● Given instruction: Your answer should be a single number: the count of lines that include the word "Management".
### Given information
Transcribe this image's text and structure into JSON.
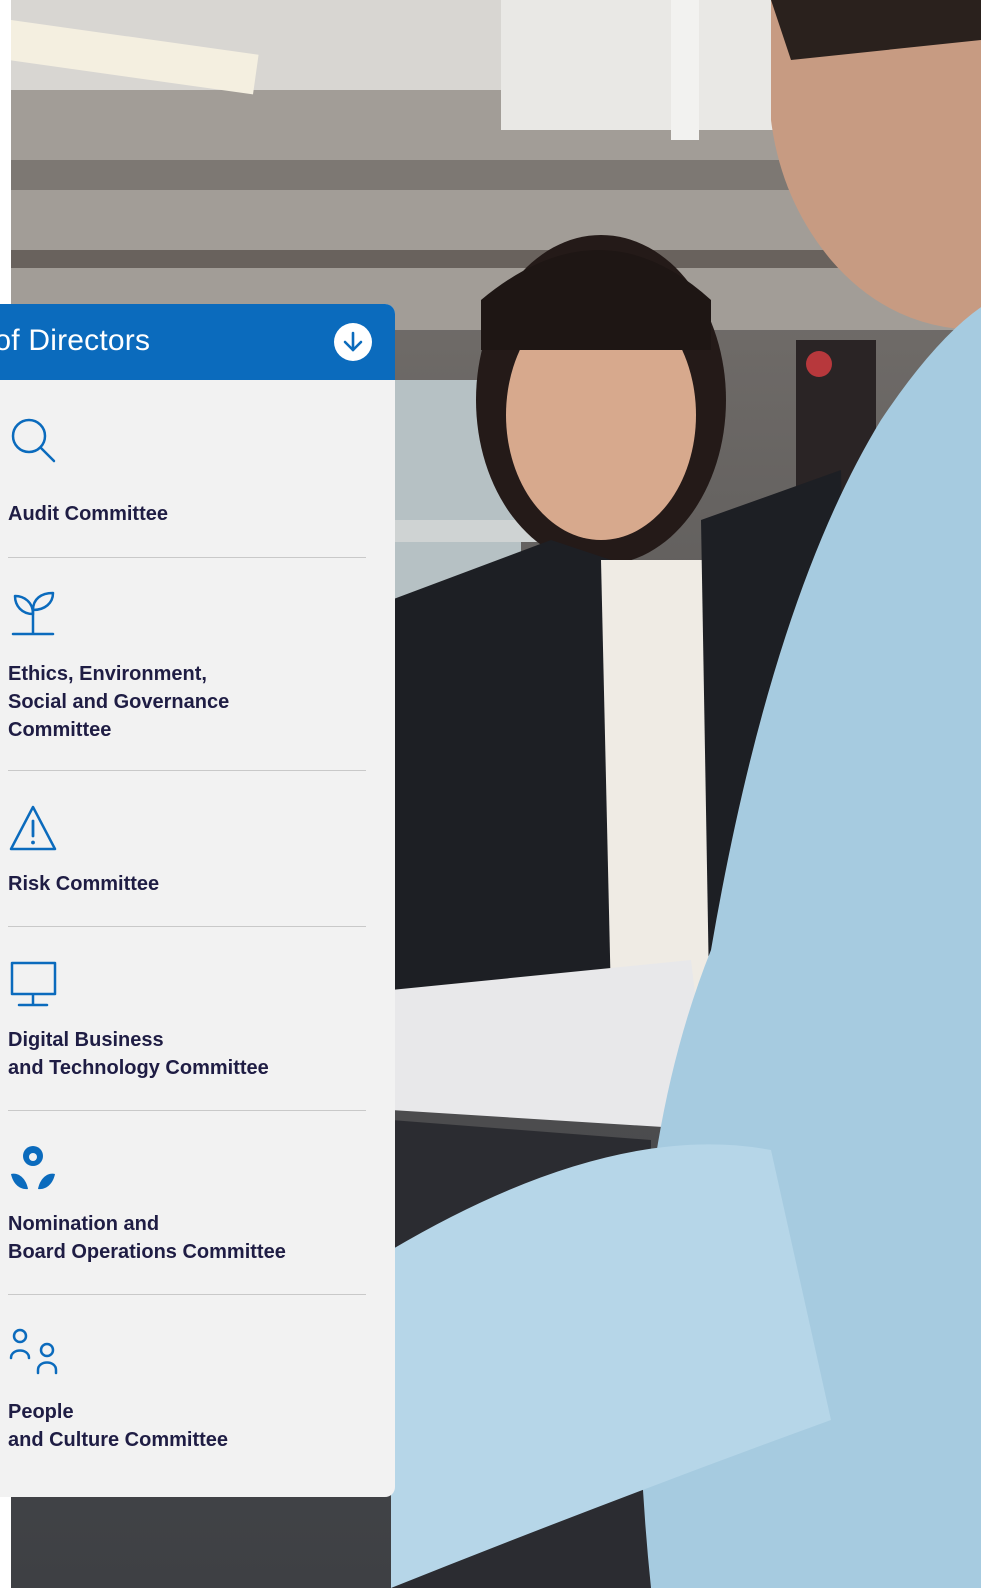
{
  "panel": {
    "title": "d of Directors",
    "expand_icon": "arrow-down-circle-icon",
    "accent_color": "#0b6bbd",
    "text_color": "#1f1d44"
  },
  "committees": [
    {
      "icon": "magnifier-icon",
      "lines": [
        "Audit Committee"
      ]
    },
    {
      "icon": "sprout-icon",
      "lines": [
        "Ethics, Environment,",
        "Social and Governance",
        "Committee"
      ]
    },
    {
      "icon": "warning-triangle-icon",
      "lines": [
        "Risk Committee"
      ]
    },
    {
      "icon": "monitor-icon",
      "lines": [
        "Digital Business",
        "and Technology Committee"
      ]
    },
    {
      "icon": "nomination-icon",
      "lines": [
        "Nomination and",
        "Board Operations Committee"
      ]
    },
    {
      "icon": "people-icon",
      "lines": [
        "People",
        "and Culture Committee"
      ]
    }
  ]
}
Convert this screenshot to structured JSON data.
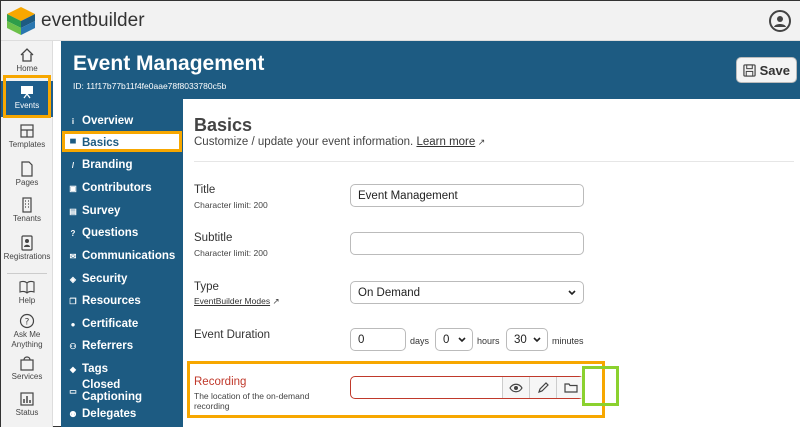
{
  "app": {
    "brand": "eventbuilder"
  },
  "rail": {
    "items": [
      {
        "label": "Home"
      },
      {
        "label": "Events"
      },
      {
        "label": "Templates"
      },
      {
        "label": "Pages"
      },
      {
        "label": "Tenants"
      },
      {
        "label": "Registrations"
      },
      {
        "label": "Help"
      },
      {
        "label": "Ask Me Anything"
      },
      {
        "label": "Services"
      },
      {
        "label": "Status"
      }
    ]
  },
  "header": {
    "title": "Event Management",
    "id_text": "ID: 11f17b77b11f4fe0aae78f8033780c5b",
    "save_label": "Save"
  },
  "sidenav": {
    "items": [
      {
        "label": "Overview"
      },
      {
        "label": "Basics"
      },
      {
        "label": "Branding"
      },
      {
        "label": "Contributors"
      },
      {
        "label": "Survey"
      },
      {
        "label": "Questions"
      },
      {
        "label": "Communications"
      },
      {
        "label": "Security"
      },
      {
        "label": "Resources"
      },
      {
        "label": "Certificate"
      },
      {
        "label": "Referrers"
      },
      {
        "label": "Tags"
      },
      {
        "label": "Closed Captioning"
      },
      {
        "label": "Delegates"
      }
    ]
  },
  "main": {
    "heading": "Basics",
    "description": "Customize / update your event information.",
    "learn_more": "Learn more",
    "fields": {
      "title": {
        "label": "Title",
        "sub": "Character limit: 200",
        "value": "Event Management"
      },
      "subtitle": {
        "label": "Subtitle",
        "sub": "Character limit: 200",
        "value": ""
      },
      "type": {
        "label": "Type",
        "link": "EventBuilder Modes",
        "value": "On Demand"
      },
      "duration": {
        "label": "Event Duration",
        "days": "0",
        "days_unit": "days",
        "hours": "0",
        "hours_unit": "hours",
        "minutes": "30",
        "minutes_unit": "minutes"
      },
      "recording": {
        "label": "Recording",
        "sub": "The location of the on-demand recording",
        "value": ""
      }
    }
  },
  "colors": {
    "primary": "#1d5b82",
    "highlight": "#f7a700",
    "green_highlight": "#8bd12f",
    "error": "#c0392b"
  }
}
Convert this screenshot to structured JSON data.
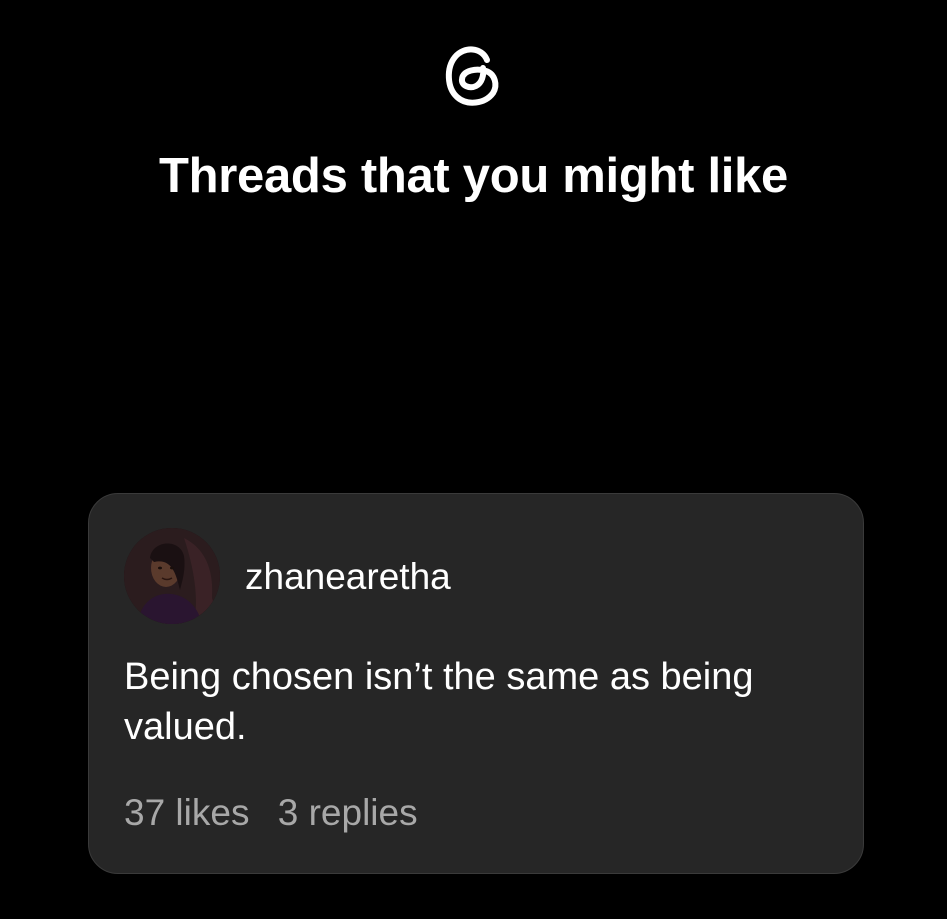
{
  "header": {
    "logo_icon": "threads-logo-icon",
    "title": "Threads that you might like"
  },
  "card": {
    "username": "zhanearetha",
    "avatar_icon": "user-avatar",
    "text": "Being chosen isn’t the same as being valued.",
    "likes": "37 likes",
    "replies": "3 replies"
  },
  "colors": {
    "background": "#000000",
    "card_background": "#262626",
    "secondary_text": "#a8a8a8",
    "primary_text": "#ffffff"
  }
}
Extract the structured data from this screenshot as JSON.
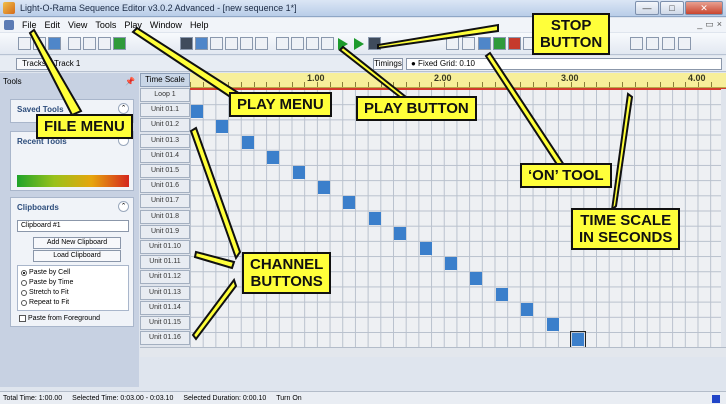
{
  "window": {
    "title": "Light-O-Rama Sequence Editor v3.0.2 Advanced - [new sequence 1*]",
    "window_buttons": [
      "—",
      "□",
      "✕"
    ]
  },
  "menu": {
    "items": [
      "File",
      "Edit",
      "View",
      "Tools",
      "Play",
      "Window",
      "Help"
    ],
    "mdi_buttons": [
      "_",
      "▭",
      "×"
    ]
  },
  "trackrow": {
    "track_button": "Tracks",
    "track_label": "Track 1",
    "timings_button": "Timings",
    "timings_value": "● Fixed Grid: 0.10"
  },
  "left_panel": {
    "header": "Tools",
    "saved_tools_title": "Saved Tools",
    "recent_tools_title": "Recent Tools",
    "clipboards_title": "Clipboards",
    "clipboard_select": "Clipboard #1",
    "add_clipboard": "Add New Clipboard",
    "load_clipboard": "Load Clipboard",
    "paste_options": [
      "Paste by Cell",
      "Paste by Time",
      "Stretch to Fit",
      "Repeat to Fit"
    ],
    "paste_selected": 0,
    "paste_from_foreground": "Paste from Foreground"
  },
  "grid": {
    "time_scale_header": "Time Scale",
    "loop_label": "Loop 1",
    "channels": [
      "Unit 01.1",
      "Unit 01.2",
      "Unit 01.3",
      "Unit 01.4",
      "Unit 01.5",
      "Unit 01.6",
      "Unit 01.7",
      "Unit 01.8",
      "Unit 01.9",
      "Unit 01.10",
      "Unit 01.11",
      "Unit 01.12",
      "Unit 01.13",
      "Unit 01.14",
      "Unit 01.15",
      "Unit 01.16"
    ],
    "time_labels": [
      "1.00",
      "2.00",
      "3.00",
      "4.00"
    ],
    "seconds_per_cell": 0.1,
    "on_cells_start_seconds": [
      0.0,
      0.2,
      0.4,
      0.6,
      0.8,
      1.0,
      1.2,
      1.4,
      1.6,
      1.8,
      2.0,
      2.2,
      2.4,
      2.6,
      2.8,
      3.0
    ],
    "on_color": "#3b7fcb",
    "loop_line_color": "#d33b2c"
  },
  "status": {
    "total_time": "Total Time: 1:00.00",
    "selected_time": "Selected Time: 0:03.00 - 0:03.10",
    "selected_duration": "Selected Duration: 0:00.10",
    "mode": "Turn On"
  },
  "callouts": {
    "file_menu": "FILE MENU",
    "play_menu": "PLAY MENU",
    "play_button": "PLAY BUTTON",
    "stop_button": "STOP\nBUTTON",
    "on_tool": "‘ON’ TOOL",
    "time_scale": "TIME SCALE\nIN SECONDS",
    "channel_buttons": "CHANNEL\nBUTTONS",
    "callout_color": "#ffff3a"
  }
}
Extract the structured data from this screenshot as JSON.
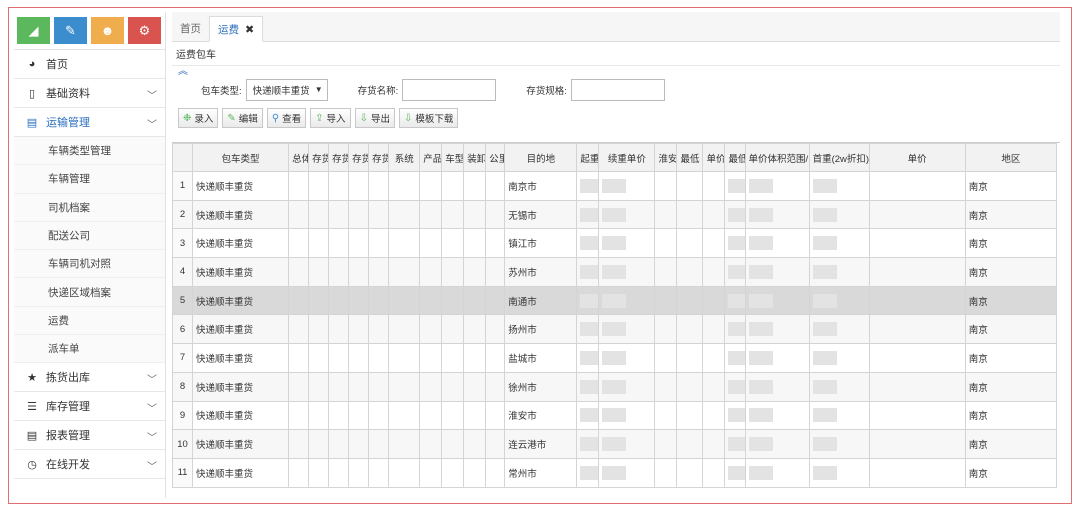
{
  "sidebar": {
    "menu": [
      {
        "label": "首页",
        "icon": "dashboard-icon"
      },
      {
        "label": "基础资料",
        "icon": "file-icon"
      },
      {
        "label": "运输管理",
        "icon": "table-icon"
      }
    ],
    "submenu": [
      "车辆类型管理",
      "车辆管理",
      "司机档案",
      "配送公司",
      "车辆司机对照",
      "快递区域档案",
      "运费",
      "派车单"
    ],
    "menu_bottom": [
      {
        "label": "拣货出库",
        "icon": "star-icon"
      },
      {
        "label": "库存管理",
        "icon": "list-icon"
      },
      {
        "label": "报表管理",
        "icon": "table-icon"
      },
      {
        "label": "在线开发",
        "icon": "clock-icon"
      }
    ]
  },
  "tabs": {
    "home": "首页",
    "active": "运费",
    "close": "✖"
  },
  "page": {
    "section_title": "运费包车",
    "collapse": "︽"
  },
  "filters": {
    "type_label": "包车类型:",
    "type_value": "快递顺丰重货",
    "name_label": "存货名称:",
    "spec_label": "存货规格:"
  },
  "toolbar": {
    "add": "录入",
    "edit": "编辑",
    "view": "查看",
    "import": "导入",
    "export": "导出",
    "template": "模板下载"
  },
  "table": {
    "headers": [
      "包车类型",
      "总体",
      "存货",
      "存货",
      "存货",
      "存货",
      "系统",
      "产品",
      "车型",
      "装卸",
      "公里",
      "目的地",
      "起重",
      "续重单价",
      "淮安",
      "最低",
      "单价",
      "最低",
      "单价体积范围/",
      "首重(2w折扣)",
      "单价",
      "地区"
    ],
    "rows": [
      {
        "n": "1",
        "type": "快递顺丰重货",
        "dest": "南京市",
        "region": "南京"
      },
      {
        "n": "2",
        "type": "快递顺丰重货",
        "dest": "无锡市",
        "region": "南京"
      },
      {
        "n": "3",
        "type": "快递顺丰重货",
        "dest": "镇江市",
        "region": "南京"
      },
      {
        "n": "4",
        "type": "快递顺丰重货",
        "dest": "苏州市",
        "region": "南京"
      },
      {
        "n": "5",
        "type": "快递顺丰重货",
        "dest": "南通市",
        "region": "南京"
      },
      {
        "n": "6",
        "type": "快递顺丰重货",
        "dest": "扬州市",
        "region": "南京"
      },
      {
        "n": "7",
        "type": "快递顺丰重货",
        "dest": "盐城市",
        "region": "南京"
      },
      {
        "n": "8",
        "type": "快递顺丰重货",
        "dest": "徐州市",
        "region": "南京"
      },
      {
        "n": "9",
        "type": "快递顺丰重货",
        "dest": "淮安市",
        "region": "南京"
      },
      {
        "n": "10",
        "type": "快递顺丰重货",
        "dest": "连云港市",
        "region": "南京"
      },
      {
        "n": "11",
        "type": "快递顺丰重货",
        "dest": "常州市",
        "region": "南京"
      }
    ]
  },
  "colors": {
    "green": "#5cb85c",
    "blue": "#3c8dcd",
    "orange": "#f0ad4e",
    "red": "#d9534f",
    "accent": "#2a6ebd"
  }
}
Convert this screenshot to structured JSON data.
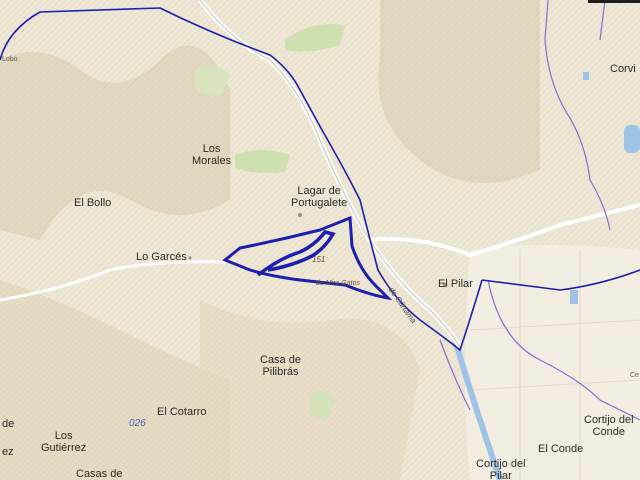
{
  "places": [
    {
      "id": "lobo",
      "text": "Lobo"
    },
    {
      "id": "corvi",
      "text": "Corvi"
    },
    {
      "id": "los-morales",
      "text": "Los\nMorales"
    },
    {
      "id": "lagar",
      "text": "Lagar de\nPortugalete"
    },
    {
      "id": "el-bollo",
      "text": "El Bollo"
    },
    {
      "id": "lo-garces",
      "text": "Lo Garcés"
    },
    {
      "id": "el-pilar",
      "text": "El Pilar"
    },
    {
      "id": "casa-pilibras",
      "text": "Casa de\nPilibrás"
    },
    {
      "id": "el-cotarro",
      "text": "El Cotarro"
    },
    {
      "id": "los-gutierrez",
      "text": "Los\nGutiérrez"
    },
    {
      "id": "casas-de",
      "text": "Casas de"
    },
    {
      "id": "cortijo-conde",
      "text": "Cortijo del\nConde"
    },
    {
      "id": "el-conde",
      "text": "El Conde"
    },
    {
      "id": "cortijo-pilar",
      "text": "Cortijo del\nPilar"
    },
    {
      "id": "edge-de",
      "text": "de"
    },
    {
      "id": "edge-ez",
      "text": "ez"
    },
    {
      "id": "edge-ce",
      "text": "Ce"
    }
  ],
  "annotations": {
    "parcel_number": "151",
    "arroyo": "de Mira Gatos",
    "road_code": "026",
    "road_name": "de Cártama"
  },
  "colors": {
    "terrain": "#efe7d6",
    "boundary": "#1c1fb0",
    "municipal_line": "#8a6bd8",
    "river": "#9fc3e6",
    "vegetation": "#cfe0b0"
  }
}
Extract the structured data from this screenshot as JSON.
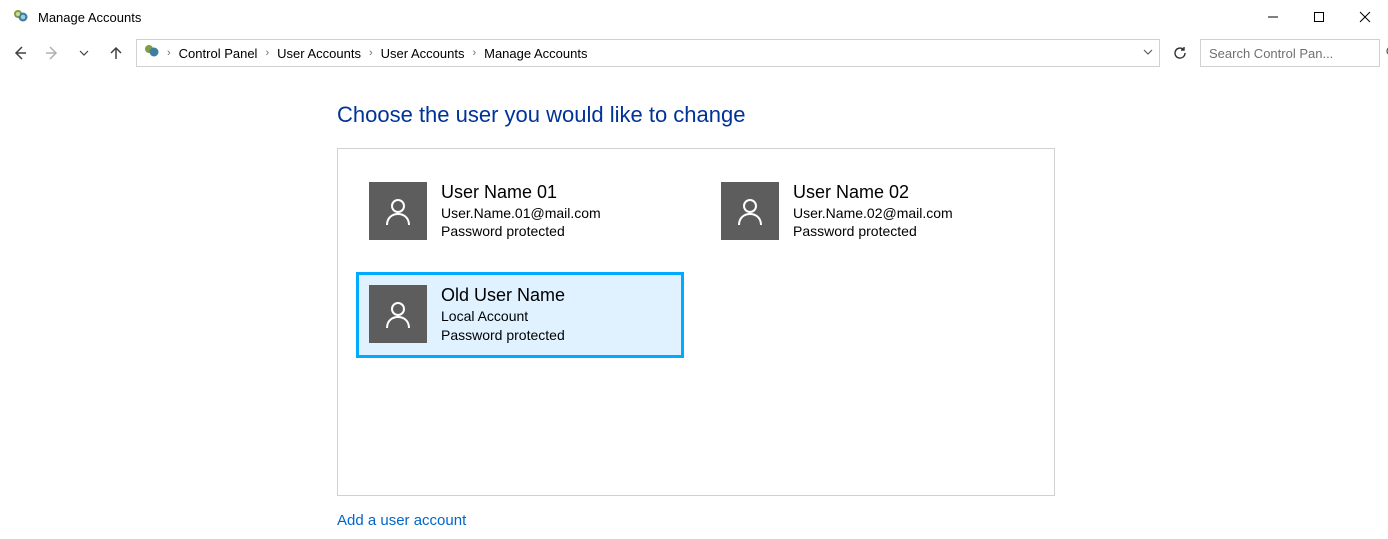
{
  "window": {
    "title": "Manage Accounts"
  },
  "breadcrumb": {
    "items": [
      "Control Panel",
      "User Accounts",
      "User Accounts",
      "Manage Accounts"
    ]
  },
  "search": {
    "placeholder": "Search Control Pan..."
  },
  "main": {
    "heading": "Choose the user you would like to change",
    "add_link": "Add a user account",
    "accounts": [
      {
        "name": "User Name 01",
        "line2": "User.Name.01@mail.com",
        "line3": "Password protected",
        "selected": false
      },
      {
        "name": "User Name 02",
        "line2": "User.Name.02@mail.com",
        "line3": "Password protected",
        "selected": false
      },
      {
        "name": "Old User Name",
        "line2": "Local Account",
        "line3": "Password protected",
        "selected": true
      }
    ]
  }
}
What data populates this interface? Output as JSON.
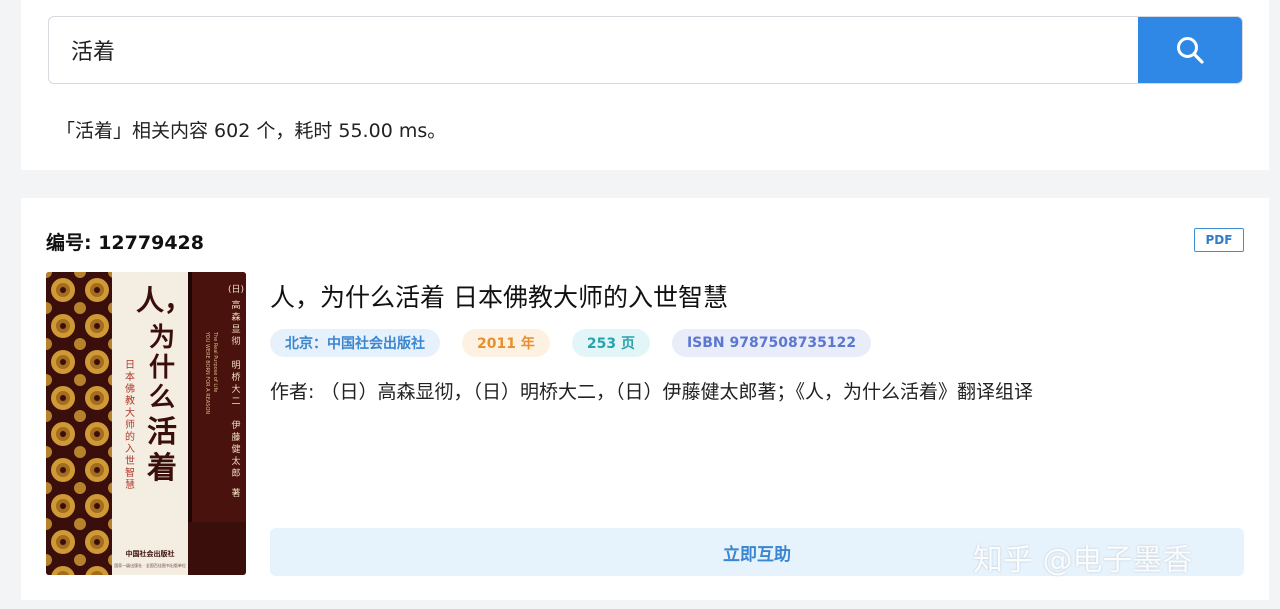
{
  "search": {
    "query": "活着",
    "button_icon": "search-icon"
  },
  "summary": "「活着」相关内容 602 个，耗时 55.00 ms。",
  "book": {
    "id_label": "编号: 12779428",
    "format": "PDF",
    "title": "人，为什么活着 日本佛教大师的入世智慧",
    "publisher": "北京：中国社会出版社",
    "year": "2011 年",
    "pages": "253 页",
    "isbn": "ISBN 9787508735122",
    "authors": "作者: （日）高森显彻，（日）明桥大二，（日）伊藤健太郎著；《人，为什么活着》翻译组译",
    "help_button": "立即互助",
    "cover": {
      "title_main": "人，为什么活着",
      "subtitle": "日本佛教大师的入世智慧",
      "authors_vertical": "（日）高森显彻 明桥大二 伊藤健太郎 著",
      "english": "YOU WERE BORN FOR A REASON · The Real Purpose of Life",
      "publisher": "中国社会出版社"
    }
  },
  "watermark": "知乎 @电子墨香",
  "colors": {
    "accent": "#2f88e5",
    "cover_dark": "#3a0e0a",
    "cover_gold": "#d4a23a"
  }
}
######
● Completed exercise: 2